===== LISTED RECORDS
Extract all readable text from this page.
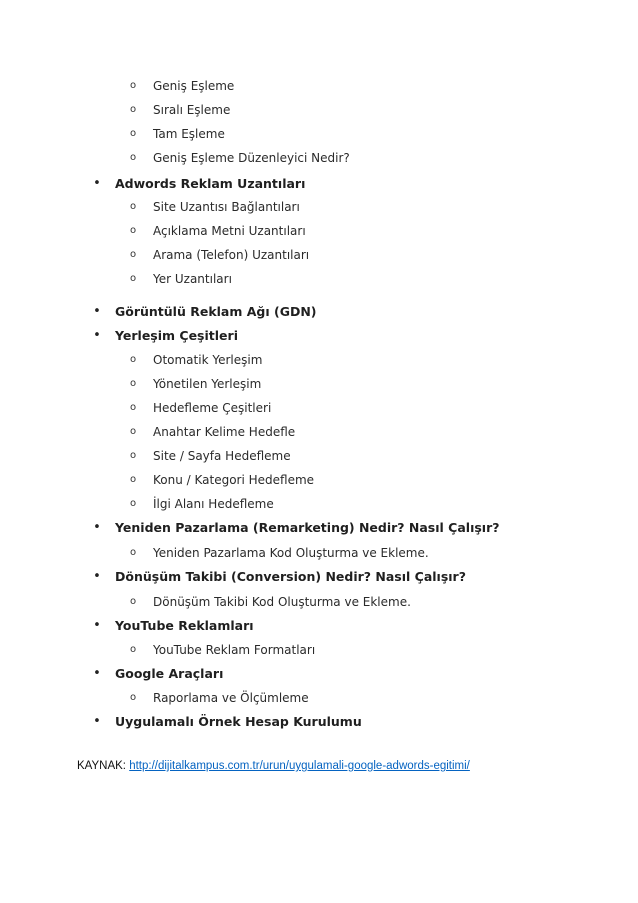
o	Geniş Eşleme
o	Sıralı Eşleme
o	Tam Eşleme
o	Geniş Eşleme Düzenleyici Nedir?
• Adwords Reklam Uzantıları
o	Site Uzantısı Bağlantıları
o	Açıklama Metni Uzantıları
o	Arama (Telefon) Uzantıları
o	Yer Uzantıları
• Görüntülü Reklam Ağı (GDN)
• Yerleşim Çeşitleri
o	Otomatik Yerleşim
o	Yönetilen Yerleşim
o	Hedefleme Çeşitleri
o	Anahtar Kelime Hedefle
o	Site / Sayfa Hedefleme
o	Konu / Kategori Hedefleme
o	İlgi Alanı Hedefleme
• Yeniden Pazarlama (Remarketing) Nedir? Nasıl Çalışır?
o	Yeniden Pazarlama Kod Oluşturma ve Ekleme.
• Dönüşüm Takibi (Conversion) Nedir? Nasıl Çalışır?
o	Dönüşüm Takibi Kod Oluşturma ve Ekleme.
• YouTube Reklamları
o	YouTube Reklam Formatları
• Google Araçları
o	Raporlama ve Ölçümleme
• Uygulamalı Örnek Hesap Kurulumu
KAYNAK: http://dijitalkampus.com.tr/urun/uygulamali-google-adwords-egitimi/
==========
• _TASK TO COMPLETE_:
Examine the records and pull out every line where the string "Pazarlama" occurs.

• _WRITTEN SOLUTION_:
• Yeniden Pazarlama (Remarketing) Nedir? Nasıl Çalışır?
o	Yeniden Pazarlama Kod Oluşturma ve Ekleme.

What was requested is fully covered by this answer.